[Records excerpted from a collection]

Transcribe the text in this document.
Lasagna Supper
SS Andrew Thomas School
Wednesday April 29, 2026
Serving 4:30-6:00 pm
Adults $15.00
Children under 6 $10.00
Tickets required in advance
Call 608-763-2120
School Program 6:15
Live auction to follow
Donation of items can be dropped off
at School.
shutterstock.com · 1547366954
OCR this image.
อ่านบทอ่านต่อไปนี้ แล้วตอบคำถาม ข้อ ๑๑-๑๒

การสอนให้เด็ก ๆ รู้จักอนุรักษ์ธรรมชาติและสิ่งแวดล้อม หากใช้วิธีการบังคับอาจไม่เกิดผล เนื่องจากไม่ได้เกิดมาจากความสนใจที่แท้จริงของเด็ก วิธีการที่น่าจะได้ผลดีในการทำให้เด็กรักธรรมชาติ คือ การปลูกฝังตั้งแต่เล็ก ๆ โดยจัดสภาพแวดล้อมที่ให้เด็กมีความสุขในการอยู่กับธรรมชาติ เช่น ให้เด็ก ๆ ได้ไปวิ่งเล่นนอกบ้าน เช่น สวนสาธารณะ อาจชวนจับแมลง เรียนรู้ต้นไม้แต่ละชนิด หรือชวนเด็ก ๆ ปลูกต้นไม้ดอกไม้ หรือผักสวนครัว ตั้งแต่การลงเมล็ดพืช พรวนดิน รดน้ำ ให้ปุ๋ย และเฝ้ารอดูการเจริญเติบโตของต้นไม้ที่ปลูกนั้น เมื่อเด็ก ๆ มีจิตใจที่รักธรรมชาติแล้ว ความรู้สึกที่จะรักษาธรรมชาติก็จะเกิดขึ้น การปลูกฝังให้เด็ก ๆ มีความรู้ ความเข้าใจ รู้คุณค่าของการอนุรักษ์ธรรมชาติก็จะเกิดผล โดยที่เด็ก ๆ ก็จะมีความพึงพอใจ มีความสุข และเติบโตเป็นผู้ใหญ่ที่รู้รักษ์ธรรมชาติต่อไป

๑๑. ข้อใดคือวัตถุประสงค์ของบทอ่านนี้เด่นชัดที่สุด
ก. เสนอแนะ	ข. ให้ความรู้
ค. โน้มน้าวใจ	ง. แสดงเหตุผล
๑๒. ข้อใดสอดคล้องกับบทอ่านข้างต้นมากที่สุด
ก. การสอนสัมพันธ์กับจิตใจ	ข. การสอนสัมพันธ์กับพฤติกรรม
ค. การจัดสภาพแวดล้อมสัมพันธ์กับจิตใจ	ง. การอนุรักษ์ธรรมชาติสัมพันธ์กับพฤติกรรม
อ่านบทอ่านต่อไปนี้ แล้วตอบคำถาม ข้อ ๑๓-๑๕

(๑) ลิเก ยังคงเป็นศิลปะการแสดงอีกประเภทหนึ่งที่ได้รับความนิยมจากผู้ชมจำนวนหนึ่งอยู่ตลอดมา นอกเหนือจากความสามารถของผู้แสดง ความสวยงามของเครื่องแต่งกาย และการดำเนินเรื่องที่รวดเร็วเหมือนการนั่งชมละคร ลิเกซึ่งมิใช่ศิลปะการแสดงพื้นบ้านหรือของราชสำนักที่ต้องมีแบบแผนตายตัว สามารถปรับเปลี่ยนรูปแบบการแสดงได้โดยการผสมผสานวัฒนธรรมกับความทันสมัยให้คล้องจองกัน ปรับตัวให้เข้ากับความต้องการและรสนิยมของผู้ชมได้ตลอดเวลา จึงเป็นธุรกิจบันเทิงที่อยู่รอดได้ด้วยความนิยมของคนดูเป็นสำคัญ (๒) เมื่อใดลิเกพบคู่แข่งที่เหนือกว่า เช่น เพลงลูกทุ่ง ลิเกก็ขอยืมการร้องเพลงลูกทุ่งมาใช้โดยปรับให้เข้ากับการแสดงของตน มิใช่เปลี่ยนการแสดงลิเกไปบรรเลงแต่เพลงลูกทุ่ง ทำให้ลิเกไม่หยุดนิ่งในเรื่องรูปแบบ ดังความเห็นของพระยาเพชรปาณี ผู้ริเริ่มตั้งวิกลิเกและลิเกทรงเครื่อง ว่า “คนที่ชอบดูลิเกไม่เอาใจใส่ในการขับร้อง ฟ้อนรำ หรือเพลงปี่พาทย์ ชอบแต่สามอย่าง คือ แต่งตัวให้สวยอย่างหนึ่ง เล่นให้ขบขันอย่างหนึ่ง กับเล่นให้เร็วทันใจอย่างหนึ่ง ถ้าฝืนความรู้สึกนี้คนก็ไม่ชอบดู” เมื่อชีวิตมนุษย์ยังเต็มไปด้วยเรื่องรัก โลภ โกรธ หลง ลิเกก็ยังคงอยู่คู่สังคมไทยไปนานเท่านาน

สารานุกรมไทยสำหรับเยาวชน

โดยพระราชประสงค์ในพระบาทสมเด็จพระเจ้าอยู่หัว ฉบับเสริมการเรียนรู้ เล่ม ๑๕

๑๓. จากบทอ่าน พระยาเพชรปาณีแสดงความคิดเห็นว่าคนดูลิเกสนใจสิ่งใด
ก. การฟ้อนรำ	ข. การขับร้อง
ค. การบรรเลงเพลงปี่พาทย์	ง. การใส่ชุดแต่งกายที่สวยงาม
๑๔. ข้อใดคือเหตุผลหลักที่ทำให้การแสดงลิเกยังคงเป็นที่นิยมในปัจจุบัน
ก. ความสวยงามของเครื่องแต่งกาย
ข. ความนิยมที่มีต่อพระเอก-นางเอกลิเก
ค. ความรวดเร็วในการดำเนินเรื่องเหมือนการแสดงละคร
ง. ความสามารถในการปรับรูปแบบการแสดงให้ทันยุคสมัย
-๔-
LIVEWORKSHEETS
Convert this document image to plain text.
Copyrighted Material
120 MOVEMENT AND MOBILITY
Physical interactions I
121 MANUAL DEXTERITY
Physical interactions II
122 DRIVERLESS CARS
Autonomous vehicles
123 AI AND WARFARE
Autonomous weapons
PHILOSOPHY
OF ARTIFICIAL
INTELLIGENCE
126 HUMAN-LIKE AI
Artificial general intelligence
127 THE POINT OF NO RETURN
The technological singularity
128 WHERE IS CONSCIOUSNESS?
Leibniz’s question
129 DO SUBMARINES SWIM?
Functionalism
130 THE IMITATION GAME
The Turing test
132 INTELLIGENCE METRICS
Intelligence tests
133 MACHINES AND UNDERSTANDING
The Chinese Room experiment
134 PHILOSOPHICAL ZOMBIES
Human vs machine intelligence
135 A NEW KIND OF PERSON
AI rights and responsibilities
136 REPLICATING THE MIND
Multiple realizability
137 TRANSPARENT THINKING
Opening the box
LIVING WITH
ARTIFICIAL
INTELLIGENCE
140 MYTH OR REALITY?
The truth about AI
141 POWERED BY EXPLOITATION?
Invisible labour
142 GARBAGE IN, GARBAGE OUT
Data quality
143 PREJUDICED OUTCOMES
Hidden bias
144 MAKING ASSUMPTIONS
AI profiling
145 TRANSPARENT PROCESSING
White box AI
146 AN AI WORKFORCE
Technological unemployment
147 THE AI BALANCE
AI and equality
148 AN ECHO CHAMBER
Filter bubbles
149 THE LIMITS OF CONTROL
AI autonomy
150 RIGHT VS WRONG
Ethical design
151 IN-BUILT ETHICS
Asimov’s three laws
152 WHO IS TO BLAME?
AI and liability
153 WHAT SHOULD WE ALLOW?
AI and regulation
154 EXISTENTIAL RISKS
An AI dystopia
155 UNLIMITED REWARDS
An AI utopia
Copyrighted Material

What you should do
Give the complete listing a second time, exactly as it reads.

Worked solution
Transcribe the text in this document.
Lasagna Supper
SS Andrew Thomas School
Wednesday April 29, 2026
Serving 4:30-6:00 pm
Adults $15.00
Children under 6 $10.00
Tickets required in advance
Call 608-763-2120
School Program 6:15
Live auction to follow
Donation of items can be dropped off
at School.
shutterstock.com · 1547366954
OCR this image.
อ่านบทอ่านต่อไปนี้ แล้วตอบคำถาม ข้อ ๑๑-๑๒

การสอนให้เด็ก ๆ รู้จักอนุรักษ์ธรรมชาติและสิ่งแวดล้อม หากใช้วิธีการบังคับอาจไม่เกิดผล เนื่องจากไม่ได้เกิดมาจากความสนใจที่แท้จริงของเด็ก วิธีการที่น่าจะได้ผลดีในการทำให้เด็กรักธรรมชาติ คือ การปลูกฝังตั้งแต่เล็ก ๆ โดยจัดสภาพแวดล้อมที่ให้เด็กมีความสุขในการอยู่กับธรรมชาติ เช่น ให้เด็ก ๆ ได้ไปวิ่งเล่นนอกบ้าน เช่น สวนสาธารณะ อาจชวนจับแมลง เรียนรู้ต้นไม้แต่ละชนิด หรือชวนเด็ก ๆ ปลูกต้นไม้ดอกไม้ หรือผักสวนครัว ตั้งแต่การลงเมล็ดพืช พรวนดิน รดน้ำ ให้ปุ๋ย และเฝ้ารอดูการเจริญเติบโตของต้นไม้ที่ปลูกนั้น เมื่อเด็ก ๆ มีจิตใจที่รักธรรมชาติแล้ว ความรู้สึกที่จะรักษาธรรมชาติก็จะเกิดขึ้น การปลูกฝังให้เด็ก ๆ มีความรู้ ความเข้าใจ รู้คุณค่าของการอนุรักษ์ธรรมชาติก็จะเกิดผล โดยที่เด็ก ๆ ก็จะมีความพึงพอใจ มีความสุข และเติบโตเป็นผู้ใหญ่ที่รู้รักษ์ธรรมชาติต่อไป

๑๑. ข้อใดคือวัตถุประสงค์ของบทอ่านนี้เด่นชัดที่สุด
ก. เสนอแนะ	ข. ให้ความรู้
ค. โน้มน้าวใจ	ง. แสดงเหตุผล
๑๒. ข้อใดสอดคล้องกับบทอ่านข้างต้นมากที่สุด
ก. การสอนสัมพันธ์กับจิตใจ	ข. การสอนสัมพันธ์กับพฤติกรรม
ค. การจัดสภาพแวดล้อมสัมพันธ์กับจิตใจ	ง. การอนุรักษ์ธรรมชาติสัมพันธ์กับพฤติกรรม
อ่านบทอ่านต่อไปนี้ แล้วตอบคำถาม ข้อ ๑๓-๑๕

(๑) ลิเก ยังคงเป็นศิลปะการแสดงอีกประเภทหนึ่งที่ได้รับความนิยมจากผู้ชมจำนวนหนึ่งอยู่ตลอดมา นอกเหนือจากความสามารถของผู้แสดง ความสวยงามของเครื่องแต่งกาย และการดำเนินเรื่องที่รวดเร็วเหมือนการนั่งชมละคร ลิเกซึ่งมิใช่ศิลปะการแสดงพื้นบ้านหรือของราชสำนักที่ต้องมีแบบแผนตายตัว สามารถปรับเปลี่ยนรูปแบบการแสดงได้โดยการผสมผสานวัฒนธรรมกับความทันสมัยให้คล้องจองกัน ปรับตัวให้เข้ากับความต้องการและรสนิยมของผู้ชมได้ตลอดเวลา จึงเป็นธุรกิจบันเทิงที่อยู่รอดได้ด้วยความนิยมของคนดูเป็นสำคัญ (๒) เมื่อใดลิเกพบคู่แข่งที่เหนือกว่า เช่น เพลงลูกทุ่ง ลิเกก็ขอยืมการร้องเพลงลูกทุ่งมาใช้โดยปรับให้เข้ากับการแสดงของตน มิใช่เปลี่ยนการแสดงลิเกไปบรรเลงแต่เพลงลูกทุ่ง ทำให้ลิเกไม่หยุดนิ่งในเรื่องรูปแบบ ดังความเห็นของพระยาเพชรปาณี ผู้ริเริ่มตั้งวิกลิเกและลิเกทรงเครื่อง ว่า “คนที่ชอบดูลิเกไม่เอาใจใส่ในการขับร้อง ฟ้อนรำ หรือเพลงปี่พาทย์ ชอบแต่สามอย่าง คือ แต่งตัวให้สวยอย่างหนึ่ง เล่นให้ขบขันอย่างหนึ่ง กับเล่นให้เร็วทันใจอย่างหนึ่ง ถ้าฝืนความรู้สึกนี้คนก็ไม่ชอบดู” เมื่อชีวิตมนุษย์ยังเต็มไปด้วยเรื่องรัก โลภ โกรธ หลง ลิเกก็ยังคงอยู่คู่สังคมไทยไปนานเท่านาน

สารานุกรมไทยสำหรับเยาวชน

โดยพระราชประสงค์ในพระบาทสมเด็จพระเจ้าอยู่หัว ฉบับเสริมการเรียนรู้ เล่ม ๑๕

๑๓. จากบทอ่าน พระยาเพชรปาณีแสดงความคิดเห็นว่าคนดูลิเกสนใจสิ่งใด
ก. การฟ้อนรำ	ข. การขับร้อง
ค. การบรรเลงเพลงปี่พาทย์	ง. การใส่ชุดแต่งกายที่สวยงาม
๑๔. ข้อใดคือเหตุผลหลักที่ทำให้การแสดงลิเกยังคงเป็นที่นิยมในปัจจุบัน
ก. ความสวยงามของเครื่องแต่งกาย
ข. ความนิยมที่มีต่อพระเอก-นางเอกลิเก
ค. ความรวดเร็วในการดำเนินเรื่องเหมือนการแสดงละคร
ง. ความสามารถในการปรับรูปแบบการแสดงให้ทันยุคสมัย
-๔-
LIVEWORKSHEETS
Convert this document image to plain text.
Copyrighted Material
120 MOVEMENT AND MOBILITY
Physical interactions I
121 MANUAL DEXTERITY
Physical interactions II
122 DRIVERLESS CARS
Autonomous vehicles
123 AI AND WARFARE
Autonomous weapons
PHILOSOPHY
OF ARTIFICIAL
INTELLIGENCE
126 HUMAN-LIKE AI
Artificial general intelligence
127 THE POINT OF NO RETURN
The technological singularity
128 WHERE IS CONSCIOUSNESS?
Leibniz’s question
129 DO SUBMARINES SWIM?
Functionalism
130 THE IMITATION GAME
The Turing test
132 INTELLIGENCE METRICS
Intelligence tests
133 MACHINES AND UNDERSTANDING
The Chinese Room experiment
134 PHILOSOPHICAL ZOMBIES
Human vs machine intelligence
135 A NEW KIND OF PERSON
AI rights and responsibilities
136 REPLICATING THE MIND
Multiple realizability
137 TRANSPARENT THINKING
Opening the box
LIVING WITH
ARTIFICIAL
INTELLIGENCE
140 MYTH OR REALITY?
The truth about AI
141 POWERED BY EXPLOITATION?
Invisible labour
142 GARBAGE IN, GARBAGE OUT
Data quality
143 PREJUDICED OUTCOMES
Hidden bias
144 MAKING ASSUMPTIONS
AI profiling
145 TRANSPARENT PROCESSING
White box AI
146 AN AI WORKFORCE
Technological unemployment
147 THE AI BALANCE
AI and equality
148 AN ECHO CHAMBER
Filter bubbles
149 THE LIMITS OF CONTROL
AI autonomy
150 RIGHT VS WRONG
Ethical design
151 IN-BUILT ETHICS
Asimov’s three laws
152 WHO IS TO BLAME?
AI and liability
153 WHAT SHOULD WE ALLOW?
AI and regulation
154 EXISTENTIAL RISKS
An AI dystopia
155 UNLIMITED REWARDS
An AI utopia
Copyrighted Material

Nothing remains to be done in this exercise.